Objective:
Reproduce every line of the listing as written, apart from the pictures.

Materials provided:
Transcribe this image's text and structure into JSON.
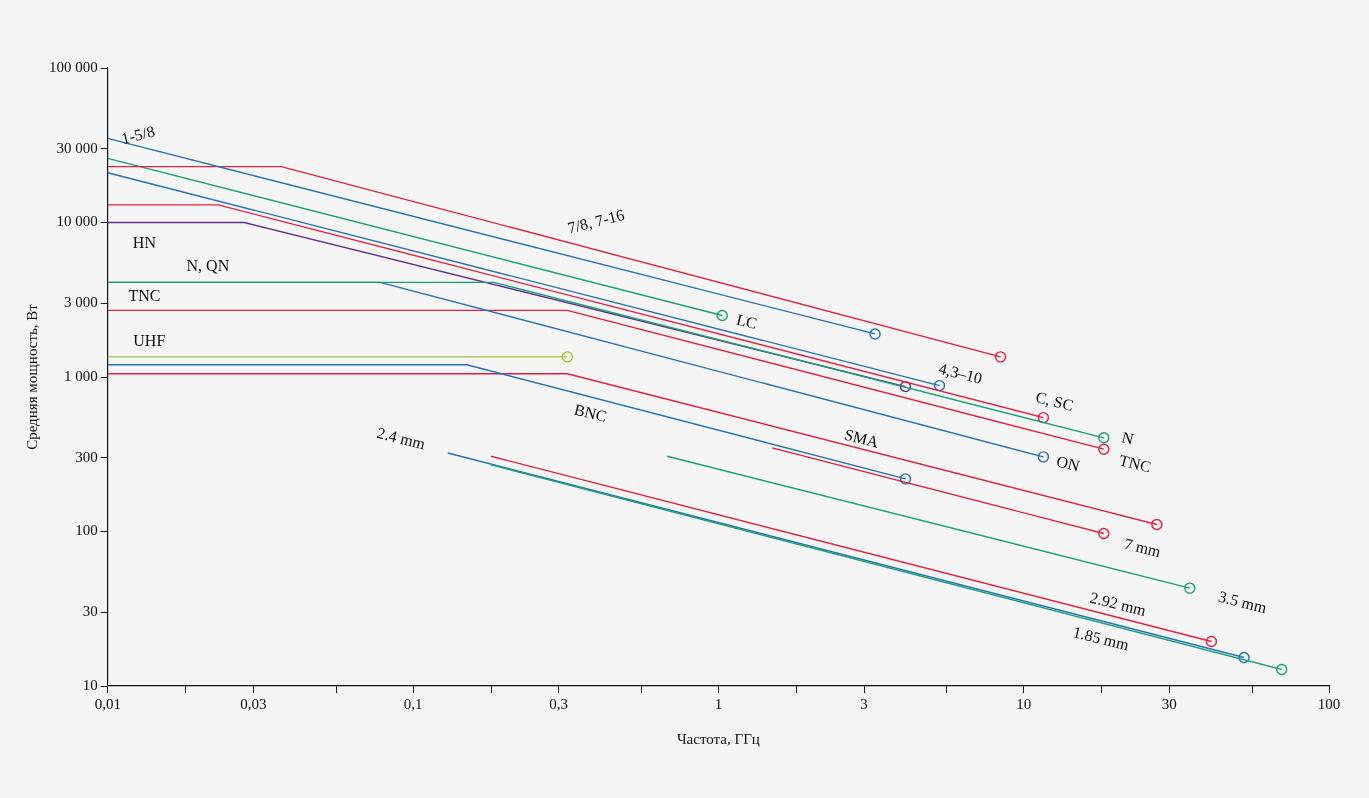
{
  "chart_data": {
    "type": "line",
    "xlabel": "Частота, ГГц",
    "ylabel": "Средняя мощность, Вт",
    "log": "xy",
    "grid": false,
    "marker": "none",
    "line_style": "solid",
    "xlim": [
      0.01,
      100
    ],
    "ylim": [
      10,
      100000
    ],
    "xticks": [
      {
        "value": 0.01,
        "label": "0,01"
      },
      {
        "value": 0.018,
        "label": null
      },
      {
        "value": 0.03,
        "label": "0,03"
      },
      {
        "value": 0.056,
        "label": null
      },
      {
        "value": 0.1,
        "label": "0,1"
      },
      {
        "value": 0.18,
        "label": null
      },
      {
        "value": 0.3,
        "label": "0,3"
      },
      {
        "value": 0.56,
        "label": null
      },
      1,
      {
        "value": 1.8,
        "label": null
      },
      3,
      {
        "value": 5.6,
        "label": null
      },
      10,
      {
        "value": 18,
        "label": null
      },
      30,
      {
        "value": 56,
        "label": null
      },
      100
    ],
    "yticks": [
      10,
      30,
      100,
      300,
      {
        "value": 1000,
        "label": "1 000"
      },
      {
        "value": 3000,
        "label": "3 000"
      },
      {
        "value": 10000,
        "label": "10 000"
      },
      {
        "value": 30000,
        "label": "30 000"
      },
      {
        "value": 100000,
        "label": "100 000"
      }
    ],
    "series": [
      {
        "color": "#2372b9",
        "x": [
          0.01,
          3.26
        ],
        "values": [
          35000,
          1900
        ]
      },
      {
        "color": "#e5203f",
        "x": [
          0.01,
          0.037,
          8.4
        ],
        "values": [
          23000,
          23000,
          1350
        ]
      },
      {
        "color": "#1ba074",
        "x": [
          0.01,
          1.03
        ],
        "values": [
          26000,
          2500
        ]
      },
      {
        "color": "#2372b9",
        "x": [
          0.01,
          5.3
        ],
        "values": [
          21000,
          880
        ]
      },
      {
        "color": "#e5203f",
        "x": [
          0.01,
          0.023,
          11.6
        ],
        "values": [
          13000,
          13000,
          546
        ]
      },
      {
        "color": "#1ba074",
        "x": [
          0.01,
          0.184,
          18.3
        ],
        "values": [
          4100,
          4100,
          404
        ]
      },
      {
        "color": "#6b2c91",
        "x": [
          0.01,
          0.028,
          4.1
        ],
        "values": [
          10000,
          10000,
          867
        ]
      },
      {
        "color": "#2372b9",
        "x": [
          0.01,
          0.078,
          11.6
        ],
        "values": [
          4100,
          4100,
          304
        ]
      },
      {
        "color": "#e5203f",
        "x": [
          0.01,
          0.32,
          18.3
        ],
        "values": [
          2700,
          2700,
          341
        ]
      },
      {
        "color": "#a5c63b",
        "x": [
          0.01,
          0.32
        ],
        "values": [
          1350,
          1350
        ]
      },
      {
        "color": "#2372b9",
        "x": [
          0.01,
          0.15,
          4.1
        ],
        "values": [
          1200,
          1200,
          219
        ]
      },
      {
        "color": "#e5203f",
        "x": [
          0.01,
          0.32,
          27.3
        ],
        "values": [
          1050,
          1050,
          111
        ]
      },
      {
        "color": "#e5203f",
        "x": [
          1.5,
          18.3
        ],
        "values": [
          348,
          97
        ]
      },
      {
        "color": "#1ba074",
        "x": [
          0.68,
          35
        ],
        "values": [
          307,
          43
        ]
      },
      {
        "color": "#e5203f",
        "x": [
          0.18,
          41.2
        ],
        "values": [
          307,
          19.4
        ]
      },
      {
        "color": "#1ba074",
        "x": [
          0.18,
          70
        ],
        "values": [
          270,
          12.8
        ]
      },
      {
        "color": "#2372b9",
        "x": [
          0.13,
          52.7
        ],
        "values": [
          322,
          15.3
        ]
      },
      {
        "type": "scatter",
        "marker": "circle",
        "color": "#2372b9",
        "x": [
          3.26,
          8.4,
          1.03,
          5.3,
          11.6,
          18.3,
          4.1,
          11.6,
          18.3,
          0.32,
          4.1,
          27.3,
          18.3,
          35,
          41.2,
          70,
          52.7
        ],
        "values": [
          1900,
          1350,
          2500,
          880,
          546,
          404,
          867,
          304,
          341,
          1350,
          219,
          111,
          97,
          43,
          19.4,
          12.8,
          15.3
        ],
        "colors": [
          "#2372b9",
          "#e5203f",
          "#1ba074",
          "#2372b9",
          "#e5203f",
          "#1ba074",
          "#6b2c91",
          "#2372b9",
          "#e5203f",
          "#a5c63b",
          "#2372b9",
          "#e5203f",
          "#e5203f",
          "#1ba074",
          "#e5203f",
          "#1ba074",
          "#2372b9"
        ]
      }
    ],
    "annotations": [
      "1-5/8",
      "7/8, 7-16",
      "HN",
      "N, QN",
      "TNC",
      "UHF",
      "BNC",
      "LC",
      "4,3–10",
      "C, SC",
      "N",
      "TNC",
      "SMA",
      "ON",
      "7 mm",
      "3.5 mm",
      "2.92 mm",
      "1.85 mm",
      "2.4 mm"
    ]
  }
}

Result of the exercise:
Transcribe this image's text and structure into JSON.
{
  "chart_data": {
    "type": "line",
    "xlabel": "Частота, ГГц",
    "ylabel": "Средняя мощность, Вт",
    "log": "xy",
    "grid": false,
    "marker": "none",
    "line_style": "solid",
    "xlim": [
      0.01,
      100
    ],
    "ylim": [
      10,
      100000
    ],
    "xticks": [
      {
        "value": 0.01,
        "label": "0,01"
      },
      {
        "value": 0.018,
        "label": null
      },
      {
        "value": 0.03,
        "label": "0,03"
      },
      {
        "value": 0.056,
        "label": null
      },
      {
        "value": 0.1,
        "label": "0,1"
      },
      {
        "value": 0.18,
        "label": null
      },
      {
        "value": 0.3,
        "label": "0,3"
      },
      {
        "value": 0.56,
        "label": null
      },
      1,
      {
        "value": 1.8,
        "label": null
      },
      3,
      {
        "value": 5.6,
        "label": null
      },
      10,
      {
        "value": 18,
        "label": null
      },
      30,
      {
        "value": 56,
        "label": null
      },
      100
    ],
    "yticks": [
      10,
      30,
      100,
      300,
      {
        "value": 1000,
        "label": "1 000"
      },
      {
        "value": 3000,
        "label": "3 000"
      },
      {
        "value": 10000,
        "label": "10 000"
      },
      {
        "value": 30000,
        "label": "30 000"
      },
      {
        "value": 100000,
        "label": "100 000"
      }
    ],
    "series": [
      {
        "color": "#2372b9",
        "x": [
          0.01,
          3.26
        ],
        "values": [
          35000,
          1900
        ]
      },
      {
        "color": "#e5203f",
        "x": [
          0.01,
          0.037,
          8.4
        ],
        "values": [
          23000,
          23000,
          1350
        ]
      },
      {
        "color": "#1ba074",
        "x": [
          0.01,
          1.03
        ],
        "values": [
          26000,
          2500
        ]
      },
      {
        "color": "#2372b9",
        "x": [
          0.01,
          5.3
        ],
        "values": [
          21000,
          880
        ]
      },
      {
        "color": "#e5203f",
        "x": [
          0.01,
          0.023,
          11.6
        ],
        "values": [
          13000,
          13000,
          546
        ]
      },
      {
        "color": "#1ba074",
        "x": [
          0.01,
          0.184,
          18.3
        ],
        "values": [
          4100,
          4100,
          404
        ]
      },
      {
        "color": "#6b2c91",
        "x": [
          0.01,
          0.028,
          4.1
        ],
        "values": [
          10000,
          10000,
          867
        ]
      },
      {
        "color": "#2372b9",
        "x": [
          0.01,
          0.078,
          11.6
        ],
        "values": [
          4100,
          4100,
          304
        ]
      },
      {
        "color": "#e5203f",
        "x": [
          0.01,
          0.32,
          18.3
        ],
        "values": [
          2700,
          2700,
          341
        ]
      },
      {
        "color": "#a5c63b",
        "x": [
          0.01,
          0.32
        ],
        "values": [
          1350,
          1350
        ]
      },
      {
        "color": "#2372b9",
        "x": [
          0.01,
          0.15,
          4.1
        ],
        "values": [
          1200,
          1200,
          219
        ]
      },
      {
        "color": "#e5203f",
        "x": [
          0.01,
          0.32,
          27.3
        ],
        "values": [
          1050,
          1050,
          111
        ]
      },
      {
        "color": "#e5203f",
        "x": [
          1.5,
          18.3
        ],
        "values": [
          348,
          97
        ]
      },
      {
        "color": "#1ba074",
        "x": [
          0.68,
          35
        ],
        "values": [
          307,
          43
        ]
      },
      {
        "color": "#e5203f",
        "x": [
          0.18,
          41.2
        ],
        "values": [
          307,
          19.4
        ]
      },
      {
        "color": "#1ba074",
        "x": [
          0.18,
          70
        ],
        "values": [
          270,
          12.8
        ]
      },
      {
        "color": "#2372b9",
        "x": [
          0.13,
          52.7
        ],
        "values": [
          322,
          15.3
        ]
      },
      {
        "type": "scatter",
        "marker": "circle",
        "color": "#2372b9",
        "x": [
          3.26,
          8.4,
          1.03,
          5.3,
          11.6,
          18.3,
          4.1,
          11.6,
          18.3,
          0.32,
          4.1,
          27.3,
          18.3,
          35,
          41.2,
          70,
          52.7
        ],
        "values": [
          1900,
          1350,
          2500,
          880,
          546,
          404,
          867,
          304,
          341,
          1350,
          219,
          111,
          97,
          43,
          19.4,
          12.8,
          15.3
        ],
        "colors": [
          "#2372b9",
          "#e5203f",
          "#1ba074",
          "#2372b9",
          "#e5203f",
          "#1ba074",
          "#6b2c91",
          "#2372b9",
          "#e5203f",
          "#a5c63b",
          "#2372b9",
          "#e5203f",
          "#e5203f",
          "#1ba074",
          "#e5203f",
          "#1ba074",
          "#2372b9"
        ]
      }
    ],
    "annotations": [
      "1-5/8",
      "7/8, 7-16",
      "HN",
      "N, QN",
      "TNC",
      "UHF",
      "BNC",
      "LC",
      "4,3–10",
      "C, SC",
      "N",
      "TNC",
      "SMA",
      "ON",
      "7 mm",
      "3.5 mm",
      "2.92 mm",
      "1.85 mm",
      "2.4 mm"
    ]
  }
}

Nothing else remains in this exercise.